■ The problem:
Write out the material exactly, with the pictures left out.

■ Provided entries:
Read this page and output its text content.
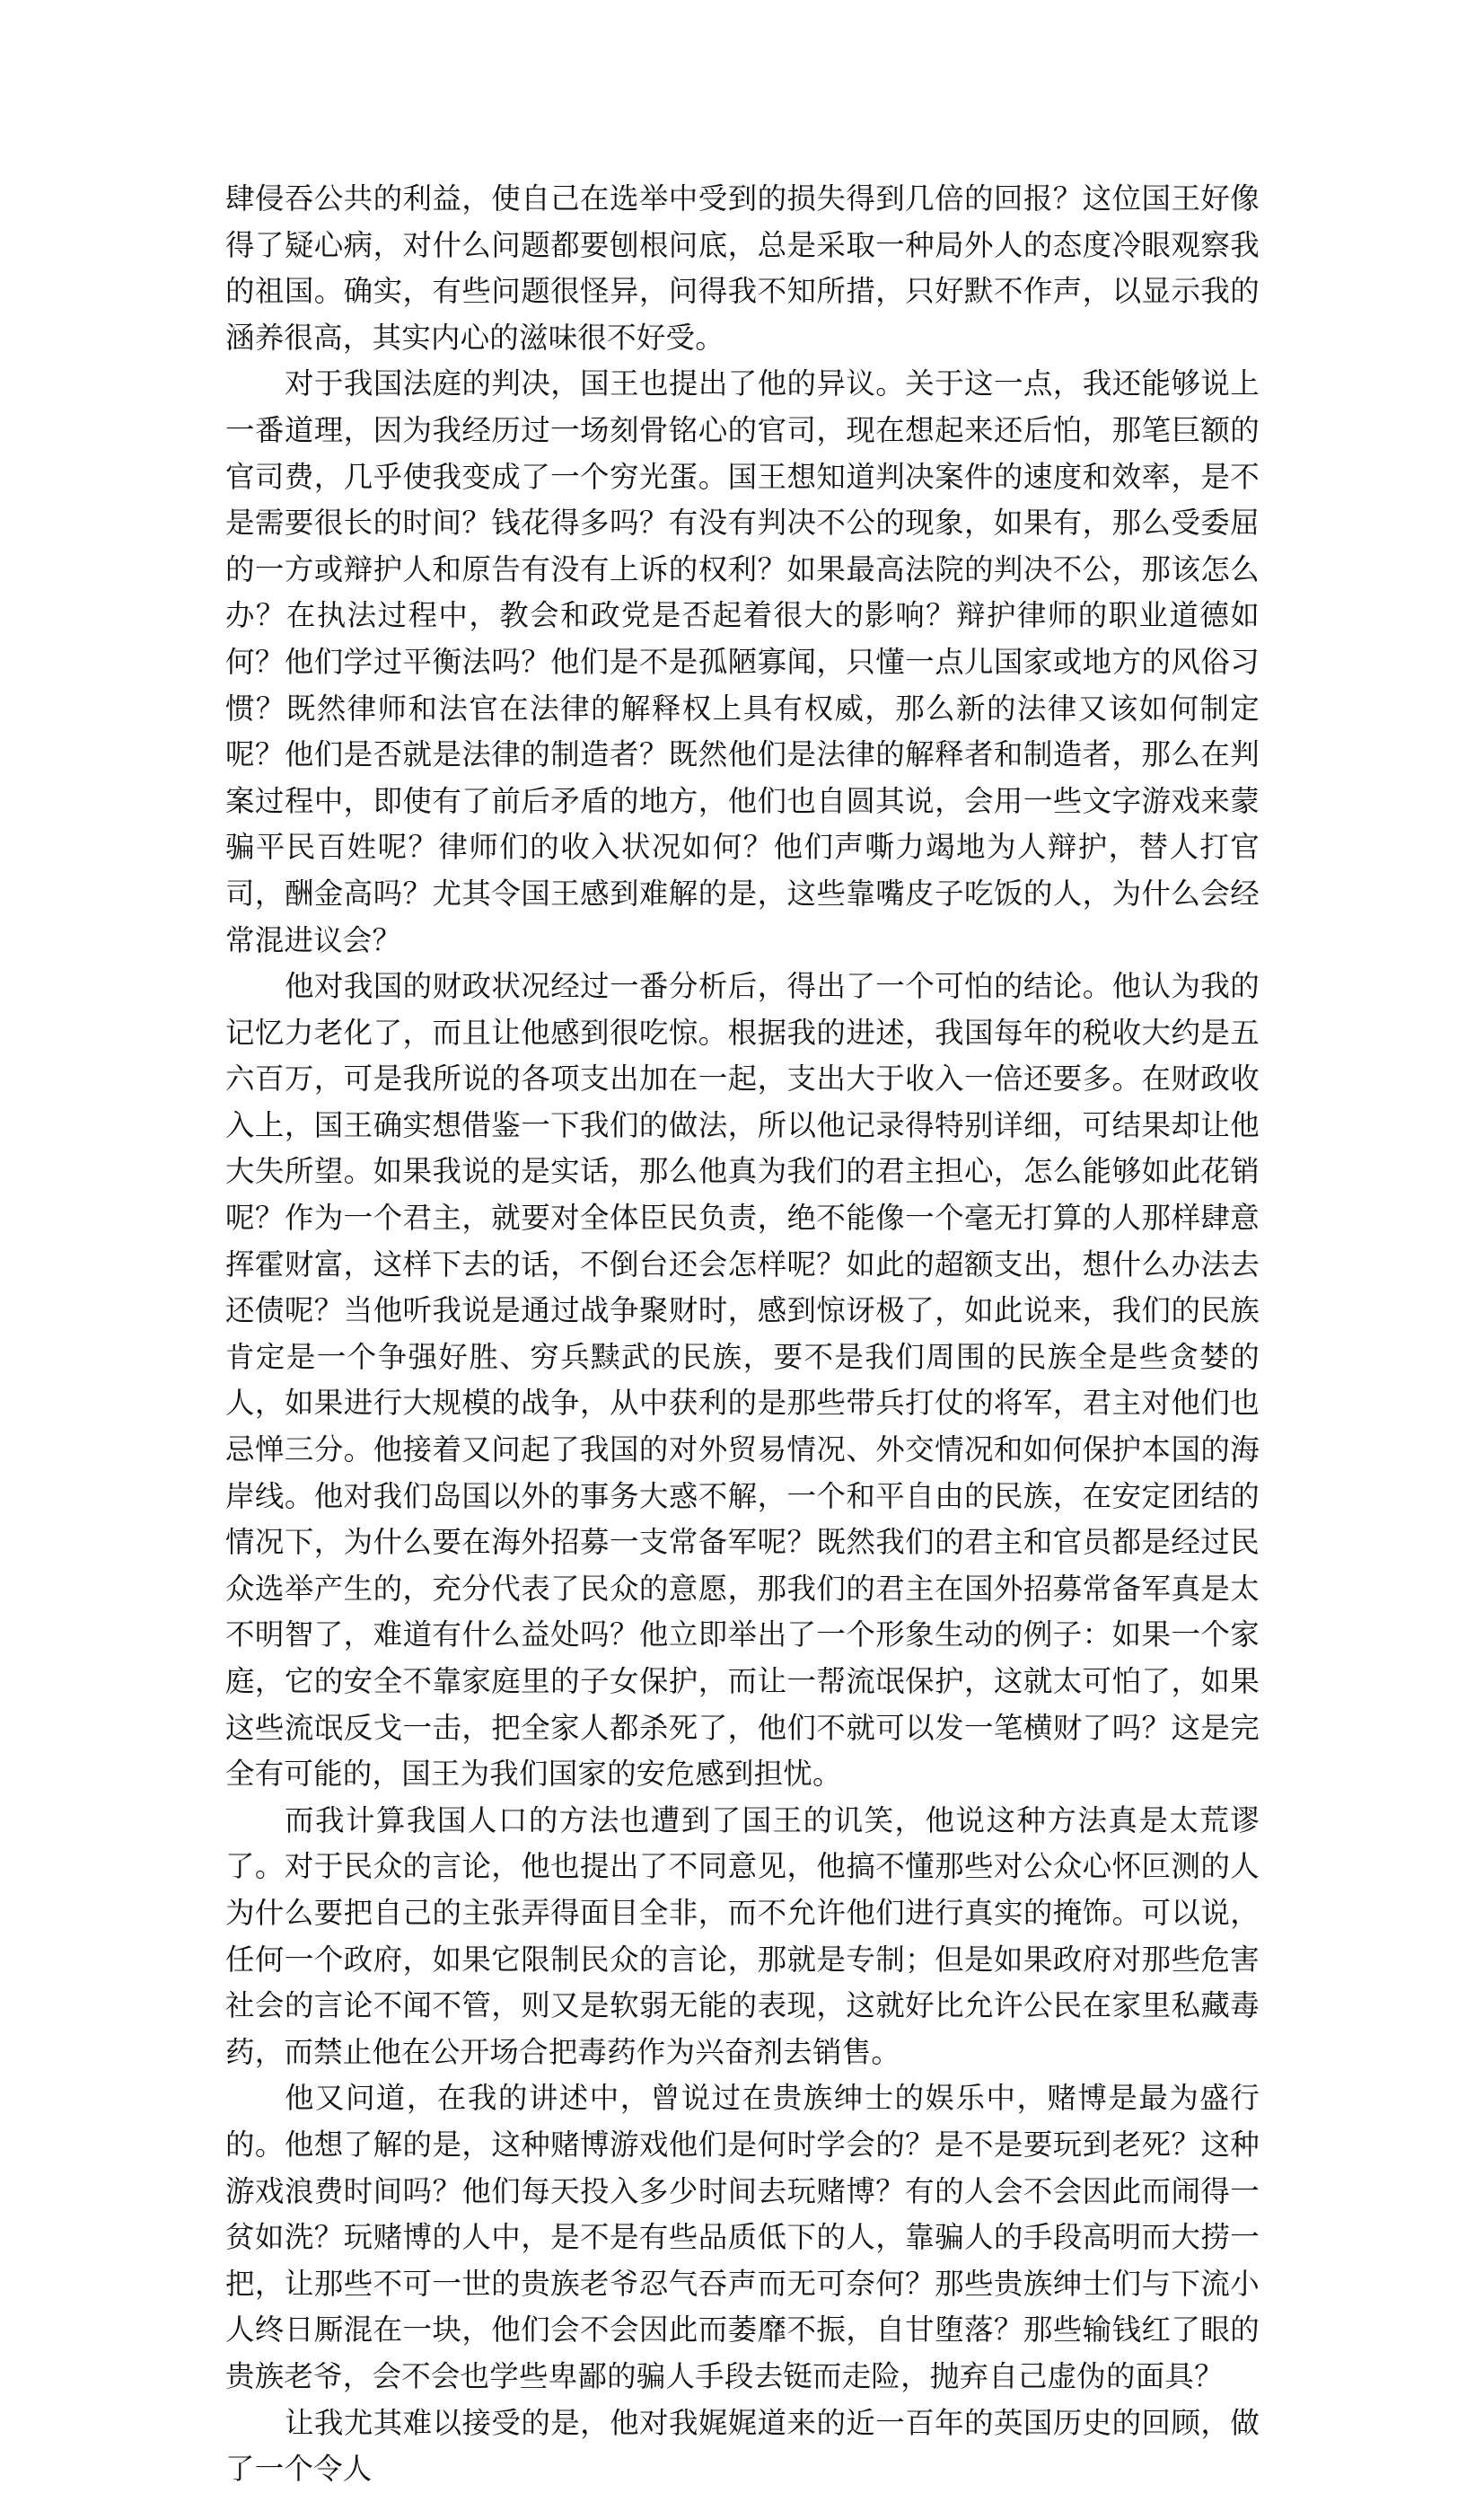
肆侵吞公共的利益，使自己在选举中受到的损失得到几倍的回报？这位国王好像得了疑心病，对什么问题都要刨根问底，总是采取一种局外人的态度冷眼观察我的祖国。确实，有些问题很怪异，问得我不知所措，只好默不作声，以显示我的涵养很高，其实内心的滋味很不好受。

对于我国法庭的判决，国王也提出了他的异议。关于这一点，我还能够说上一番道理，因为我经历过一场刻骨铭心的官司，现在想起来还后怕，那笔巨额的官司费，几乎使我变成了一个穷光蛋。国王想知道判决案件的速度和效率，是不是需要很长的时间？钱花得多吗？有没有判决不公的现象，如果有，那么受委屈的一方或辩护人和原告有没有上诉的权利？如果最高法院的判决不公，那该怎么办？在执法过程中，教会和政党是否起着很大的影响？辩护律师的职业道德如何？他们学过平衡法吗？他们是不是孤陋寡闻，只懂一点儿国家或地方的风俗习惯？既然律师和法官在法律的解释权上具有权威，那么新的法律又该如何制定呢？他们是否就是法律的制造者？既然他们是法律的解释者和制造者，那么在判案过程中，即使有了前后矛盾的地方，他们也自圆其说，会用一些文字游戏来蒙骗平民百姓呢？律师们的收入状况如何？他们声嘶力竭地为人辩护，替人打官司，酬金高吗？尤其令国王感到难解的是，这些靠嘴皮子吃饭的人，为什么会经常混进议会？

他对我国的财政状况经过一番分析后，得出了一个可怕的结论。他认为我的记忆力老化了，而且让他感到很吃惊。根据我的进述，我国每年的税收大约是五六百万，可是我所说的各项支出加在一起，支出大于收入一倍还要多。在财政收入上，国王确实想借鉴一下我们的做法，所以他记录得特别详细，可结果却让他大失所望。如果我说的是实话，那么他真为我们的君主担心，怎么能够如此花销呢？作为一个君主，就要对全体臣民负责，绝不能像一个毫无打算的人那样肆意挥霍财富，这样下去的话，不倒台还会怎样呢？如此的超额支出，想什么办法去还债呢？当他听我说是通过战争聚财时，感到惊讶极了，如此说来，我们的民族肯定是一个争强好胜、穷兵黩武的民族，要不是我们周围的民族全是些贪婪的人，如果进行大规模的战争，从中获利的是那些带兵打仗的将军，君主对他们也忌惮三分。他接着又问起了我国的对外贸易情况、外交情况和如何保护本国的海岸线。他对我们岛国以外的事务大惑不解，一个和平自由的民族，在安定团结的情况下，为什么要在海外招募一支常备军呢？既然我们的君主和官员都是经过民众选举产生的，充分代表了民众的意愿，那我们的君主在国外招募常备军真是太不明智了，难道有什么益处吗？他立即举出了一个形象生动的例子：如果一个家庭，它的安全不靠家庭里的子女保护，而让一帮流氓保护，这就太可怕了，如果这些流氓反戈一击，把全家人都杀死了，他们不就可以发一笔横财了吗？这是完全有可能的，国王为我们国家的安危感到担忧。

而我计算我国人口的方法也遭到了国王的讥笑，他说这种方法真是太荒谬了。对于民众的言论，他也提出了不同意见，他搞不懂那些对公众心怀叵测的人为什么要把自己的主张弄得面目全非，而不允许他们进行真实的掩饰。可以说，任何一个政府，如果它限制民众的言论，那就是专制；但是如果政府对那些危害社会的言论不闻不管，则又是软弱无能的表现，这就好比允许公民在家里私藏毒药，而禁止他在公开场合把毒药作为兴奋剂去销售。

他又问道，在我的讲述中，曾说过在贵族绅士的娱乐中，赌博是最为盛行的。他想了解的是，这种赌博游戏他们是何时学会的？是不是要玩到老死？这种游戏浪费时间吗？他们每天投入多少时间去玩赌博？有的人会不会因此而闹得一贫如洗？玩赌博的人中，是不是有些品质低下的人，靠骗人的手段高明而大捞一把，让那些不可一世的贵族老爷忍气吞声而无可奈何？那些贵族绅士们与下流小人终日厮混在一块，他们会不会因此而萎靡不振，自甘堕落？那些输钱红了眼的贵族老爷，会不会也学些卑鄙的骗人手段去铤而走险，抛弃自己虚伪的面具？

让我尤其难以接受的是，他对我娓娓道来的近一百年的英国历史的回顾，做了一个令人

■ Output of the task:
Read this page and output its text content.
肆侵吞公共的利益，使自己在选举中受到的损失得到几倍的回报？这位国王好像得了疑心病，对什么问题都要刨根问底，总是采取一种局外人的态度冷眼观察我的祖国。确实，有些问题很怪异，问得我不知所措，只好默不作声，以显示我的涵养很高，其实内心的滋味很不好受。

对于我国法庭的判决，国王也提出了他的异议。关于这一点，我还能够说上一番道理，因为我经历过一场刻骨铭心的官司，现在想起来还后怕，那笔巨额的官司费，几乎使我变成了一个穷光蛋。国王想知道判决案件的速度和效率，是不是需要很长的时间？钱花得多吗？有没有判决不公的现象，如果有，那么受委屈的一方或辩护人和原告有没有上诉的权利？如果最高法院的判决不公，那该怎么办？在执法过程中，教会和政党是否起着很大的影响？辩护律师的职业道德如何？他们学过平衡法吗？他们是不是孤陋寡闻，只懂一点儿国家或地方的风俗习惯？既然律师和法官在法律的解释权上具有权威，那么新的法律又该如何制定呢？他们是否就是法律的制造者？既然他们是法律的解释者和制造者，那么在判案过程中，即使有了前后矛盾的地方，他们也自圆其说，会用一些文字游戏来蒙骗平民百姓呢？律师们的收入状况如何？他们声嘶力竭地为人辩护，替人打官司，酬金高吗？尤其令国王感到难解的是，这些靠嘴皮子吃饭的人，为什么会经常混进议会？

他对我国的财政状况经过一番分析后，得出了一个可怕的结论。他认为我的记忆力老化了，而且让他感到很吃惊。根据我的进述，我国每年的税收大约是五六百万，可是我所说的各项支出加在一起，支出大于收入一倍还要多。在财政收入上，国王确实想借鉴一下我们的做法，所以他记录得特别详细，可结果却让他大失所望。如果我说的是实话，那么他真为我们的君主担心，怎么能够如此花销呢？作为一个君主，就要对全体臣民负责，绝不能像一个毫无打算的人那样肆意挥霍财富，这样下去的话，不倒台还会怎样呢？如此的超额支出，想什么办法去还债呢？当他听我说是通过战争聚财时，感到惊讶极了，如此说来，我们的民族肯定是一个争强好胜、穷兵黩武的民族，要不是我们周围的民族全是些贪婪的人，如果进行大规模的战争，从中获利的是那些带兵打仗的将军，君主对他们也忌惮三分。他接着又问起了我国的对外贸易情况、外交情况和如何保护本国的海岸线。他对我们岛国以外的事务大惑不解，一个和平自由的民族，在安定团结的情况下，为什么要在海外招募一支常备军呢？既然我们的君主和官员都是经过民众选举产生的，充分代表了民众的意愿，那我们的君主在国外招募常备军真是太不明智了，难道有什么益处吗？他立即举出了一个形象生动的例子：如果一个家庭，它的安全不靠家庭里的子女保护，而让一帮流氓保护，这就太可怕了，如果这些流氓反戈一击，把全家人都杀死了，他们不就可以发一笔横财了吗？这是完全有可能的，国王为我们国家的安危感到担忧。

而我计算我国人口的方法也遭到了国王的讥笑，他说这种方法真是太荒谬了。对于民众的言论，他也提出了不同意见，他搞不懂那些对公众心怀叵测的人为什么要把自己的主张弄得面目全非，而不允许他们进行真实的掩饰。可以说，任何一个政府，如果它限制民众的言论，那就是专制；但是如果政府对那些危害社会的言论不闻不管，则又是软弱无能的表现，这就好比允许公民在家里私藏毒药，而禁止他在公开场合把毒药作为兴奋剂去销售。

他又问道，在我的讲述中，曾说过在贵族绅士的娱乐中，赌博是最为盛行的。他想了解的是，这种赌博游戏他们是何时学会的？是不是要玩到老死？这种游戏浪费时间吗？他们每天投入多少时间去玩赌博？有的人会不会因此而闹得一贫如洗？玩赌博的人中，是不是有些品质低下的人，靠骗人的手段高明而大捞一把，让那些不可一世的贵族老爷忍气吞声而无可奈何？那些贵族绅士们与下流小人终日厮混在一块，他们会不会因此而萎靡不振，自甘堕落？那些输钱红了眼的贵族老爷，会不会也学些卑鄙的骗人手段去铤而走险，抛弃自己虚伪的面具？

让我尤其难以接受的是，他对我娓娓道来的近一百年的英国历史的回顾，做了一个令人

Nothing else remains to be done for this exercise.